» AIM OF THE EXERCISE: Return the records exactly as they are.

» SOURCE DATA:
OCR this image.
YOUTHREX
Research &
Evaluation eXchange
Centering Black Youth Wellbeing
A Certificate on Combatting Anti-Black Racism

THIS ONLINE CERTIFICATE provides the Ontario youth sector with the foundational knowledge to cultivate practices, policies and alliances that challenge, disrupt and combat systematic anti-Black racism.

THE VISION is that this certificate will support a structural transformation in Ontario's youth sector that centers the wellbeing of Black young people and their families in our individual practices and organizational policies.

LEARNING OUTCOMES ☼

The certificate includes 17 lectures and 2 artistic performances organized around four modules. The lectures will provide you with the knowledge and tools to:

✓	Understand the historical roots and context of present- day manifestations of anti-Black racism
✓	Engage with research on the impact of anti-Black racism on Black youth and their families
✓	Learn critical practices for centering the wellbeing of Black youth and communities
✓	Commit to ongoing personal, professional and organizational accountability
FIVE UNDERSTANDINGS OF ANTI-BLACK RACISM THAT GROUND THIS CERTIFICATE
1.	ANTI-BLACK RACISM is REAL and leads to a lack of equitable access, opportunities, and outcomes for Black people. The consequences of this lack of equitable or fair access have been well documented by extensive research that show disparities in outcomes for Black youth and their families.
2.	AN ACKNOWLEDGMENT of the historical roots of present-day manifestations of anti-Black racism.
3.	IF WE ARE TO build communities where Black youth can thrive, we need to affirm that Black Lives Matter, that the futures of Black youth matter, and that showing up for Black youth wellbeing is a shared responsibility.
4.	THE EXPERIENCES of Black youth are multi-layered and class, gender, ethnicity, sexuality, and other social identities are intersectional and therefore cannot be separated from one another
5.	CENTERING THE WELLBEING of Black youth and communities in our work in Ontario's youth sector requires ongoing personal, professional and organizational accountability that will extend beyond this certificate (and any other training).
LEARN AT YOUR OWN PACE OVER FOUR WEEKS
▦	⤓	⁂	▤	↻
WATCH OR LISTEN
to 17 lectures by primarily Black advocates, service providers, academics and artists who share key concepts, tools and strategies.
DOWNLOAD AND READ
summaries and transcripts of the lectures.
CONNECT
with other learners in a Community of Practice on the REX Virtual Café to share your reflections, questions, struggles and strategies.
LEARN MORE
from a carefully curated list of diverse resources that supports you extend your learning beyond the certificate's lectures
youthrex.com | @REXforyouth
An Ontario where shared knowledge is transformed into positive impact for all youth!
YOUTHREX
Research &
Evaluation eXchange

» TASK RESPONSE:
OCR this image.
YOUTHREX
Research &
Evaluation eXchange
Centering Black Youth Wellbeing
A Certificate on Combatting Anti-Black Racism

THIS ONLINE CERTIFICATE provides the Ontario youth sector with the foundational knowledge to cultivate practices, policies and alliances that challenge, disrupt and combat systematic anti-Black racism.

THE VISION is that this certificate will support a structural transformation in Ontario's youth sector that centers the wellbeing of Black young people and their families in our individual practices and organizational policies.

LEARNING OUTCOMES ☼

The certificate includes 17 lectures and 2 artistic performances organized around four modules. The lectures will provide you with the knowledge and tools to:

✓	Understand the historical roots and context of present- day manifestations of anti-Black racism
✓	Engage with research on the impact of anti-Black racism on Black youth and their families
✓	Learn critical practices for centering the wellbeing of Black youth and communities
✓	Commit to ongoing personal, professional and organizational accountability
FIVE UNDERSTANDINGS OF ANTI-BLACK RACISM THAT GROUND THIS CERTIFICATE
1.	ANTI-BLACK RACISM is REAL and leads to a lack of equitable access, opportunities, and outcomes for Black people. The consequences of this lack of equitable or fair access have been well documented by extensive research that show disparities in outcomes for Black youth and their families.
2.	AN ACKNOWLEDGMENT of the historical roots of present-day manifestations of anti-Black racism.
3.	IF WE ARE TO build communities where Black youth can thrive, we need to affirm that Black Lives Matter, that the futures of Black youth matter, and that showing up for Black youth wellbeing is a shared responsibility.
4.	THE EXPERIENCES of Black youth are multi-layered and class, gender, ethnicity, sexuality, and other social identities are intersectional and therefore cannot be separated from one another
5.	CENTERING THE WELLBEING of Black youth and communities in our work in Ontario's youth sector requires ongoing personal, professional and organizational accountability that will extend beyond this certificate (and any other training).
LEARN AT YOUR OWN PACE OVER FOUR WEEKS
▦	⤓	⁂	▤	↻
WATCH OR LISTEN
to 17 lectures by primarily Black advocates, service providers, academics and artists who share key concepts, tools and strategies.
DOWNLOAD AND READ
summaries and transcripts of the lectures.
CONNECT
with other learners in a Community of Practice on the REX Virtual Café to share your reflections, questions, struggles and strategies.
LEARN MORE
from a carefully curated list of diverse resources that supports you extend your learning beyond the certificate's lectures
youthrex.com | @REXforyouth
An Ontario where shared knowledge is transformed into positive impact for all youth!
YOUTHREX
Research &
Evaluation eXchange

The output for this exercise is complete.